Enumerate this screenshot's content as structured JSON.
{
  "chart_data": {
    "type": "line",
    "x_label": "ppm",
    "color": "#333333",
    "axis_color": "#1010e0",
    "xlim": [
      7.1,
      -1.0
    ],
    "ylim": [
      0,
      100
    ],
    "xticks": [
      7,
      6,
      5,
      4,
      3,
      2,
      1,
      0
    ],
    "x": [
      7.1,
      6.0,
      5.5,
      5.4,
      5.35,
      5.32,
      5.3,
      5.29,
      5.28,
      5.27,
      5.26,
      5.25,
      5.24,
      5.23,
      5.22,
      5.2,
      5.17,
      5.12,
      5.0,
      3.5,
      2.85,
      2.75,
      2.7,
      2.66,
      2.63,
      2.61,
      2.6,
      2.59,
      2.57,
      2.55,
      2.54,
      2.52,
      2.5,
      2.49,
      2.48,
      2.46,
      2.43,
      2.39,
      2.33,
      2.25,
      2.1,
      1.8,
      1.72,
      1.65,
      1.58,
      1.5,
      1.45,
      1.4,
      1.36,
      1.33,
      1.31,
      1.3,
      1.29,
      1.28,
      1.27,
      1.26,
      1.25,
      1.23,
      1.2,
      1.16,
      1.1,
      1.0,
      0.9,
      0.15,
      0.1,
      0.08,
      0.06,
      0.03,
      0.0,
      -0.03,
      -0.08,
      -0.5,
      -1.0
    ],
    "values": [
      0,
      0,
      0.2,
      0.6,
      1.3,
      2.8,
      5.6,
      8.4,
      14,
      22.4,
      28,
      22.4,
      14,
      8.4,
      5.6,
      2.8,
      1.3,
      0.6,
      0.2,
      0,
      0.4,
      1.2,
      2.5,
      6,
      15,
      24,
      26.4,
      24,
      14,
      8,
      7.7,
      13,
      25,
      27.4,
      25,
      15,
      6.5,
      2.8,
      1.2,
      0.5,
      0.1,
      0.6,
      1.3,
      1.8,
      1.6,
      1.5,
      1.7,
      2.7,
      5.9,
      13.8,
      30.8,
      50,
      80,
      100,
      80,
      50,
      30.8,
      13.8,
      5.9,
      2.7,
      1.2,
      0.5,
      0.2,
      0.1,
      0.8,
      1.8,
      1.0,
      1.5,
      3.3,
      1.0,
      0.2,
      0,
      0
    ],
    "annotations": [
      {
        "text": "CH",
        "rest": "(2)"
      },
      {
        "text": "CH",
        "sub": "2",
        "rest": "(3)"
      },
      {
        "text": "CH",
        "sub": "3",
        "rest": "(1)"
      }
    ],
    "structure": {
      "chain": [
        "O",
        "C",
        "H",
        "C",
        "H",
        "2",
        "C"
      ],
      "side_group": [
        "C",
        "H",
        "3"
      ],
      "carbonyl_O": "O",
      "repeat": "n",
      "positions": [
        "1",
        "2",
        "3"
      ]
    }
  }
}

****

**Aim**
Quote each line of the data above exactly as written.

**Result of the task**
Enumerate this screenshot's content as structured JSON.
{
  "chart_data": {
    "type": "line",
    "x_label": "ppm",
    "color": "#333333",
    "axis_color": "#1010e0",
    "xlim": [
      7.1,
      -1.0
    ],
    "ylim": [
      0,
      100
    ],
    "xticks": [
      7,
      6,
      5,
      4,
      3,
      2,
      1,
      0
    ],
    "x": [
      7.1,
      6.0,
      5.5,
      5.4,
      5.35,
      5.32,
      5.3,
      5.29,
      5.28,
      5.27,
      5.26,
      5.25,
      5.24,
      5.23,
      5.22,
      5.2,
      5.17,
      5.12,
      5.0,
      3.5,
      2.85,
      2.75,
      2.7,
      2.66,
      2.63,
      2.61,
      2.6,
      2.59,
      2.57,
      2.55,
      2.54,
      2.52,
      2.5,
      2.49,
      2.48,
      2.46,
      2.43,
      2.39,
      2.33,
      2.25,
      2.1,
      1.8,
      1.72,
      1.65,
      1.58,
      1.5,
      1.45,
      1.4,
      1.36,
      1.33,
      1.31,
      1.3,
      1.29,
      1.28,
      1.27,
      1.26,
      1.25,
      1.23,
      1.2,
      1.16,
      1.1,
      1.0,
      0.9,
      0.15,
      0.1,
      0.08,
      0.06,
      0.03,
      0.0,
      -0.03,
      -0.08,
      -0.5,
      -1.0
    ],
    "values": [
      0,
      0,
      0.2,
      0.6,
      1.3,
      2.8,
      5.6,
      8.4,
      14,
      22.4,
      28,
      22.4,
      14,
      8.4,
      5.6,
      2.8,
      1.3,
      0.6,
      0.2,
      0,
      0.4,
      1.2,
      2.5,
      6,
      15,
      24,
      26.4,
      24,
      14,
      8,
      7.7,
      13,
      25,
      27.4,
      25,
      15,
      6.5,
      2.8,
      1.2,
      0.5,
      0.1,
      0.6,
      1.3,
      1.8,
      1.6,
      1.5,
      1.7,
      2.7,
      5.9,
      13.8,
      30.8,
      50,
      80,
      100,
      80,
      50,
      30.8,
      13.8,
      5.9,
      2.7,
      1.2,
      0.5,
      0.2,
      0.1,
      0.8,
      1.8,
      1.0,
      1.5,
      3.3,
      1.0,
      0.2,
      0,
      0
    ],
    "annotations": [
      {
        "text": "CH",
        "rest": "(2)"
      },
      {
        "text": "CH",
        "sub": "2",
        "rest": "(3)"
      },
      {
        "text": "CH",
        "sub": "3",
        "rest": "(1)"
      }
    ],
    "structure": {
      "chain": [
        "O",
        "C",
        "H",
        "C",
        "H",
        "2",
        "C"
      ],
      "side_group": [
        "C",
        "H",
        "3"
      ],
      "carbonyl_O": "O",
      "repeat": "n",
      "positions": [
        "1",
        "2",
        "3"
      ]
    }
  }
}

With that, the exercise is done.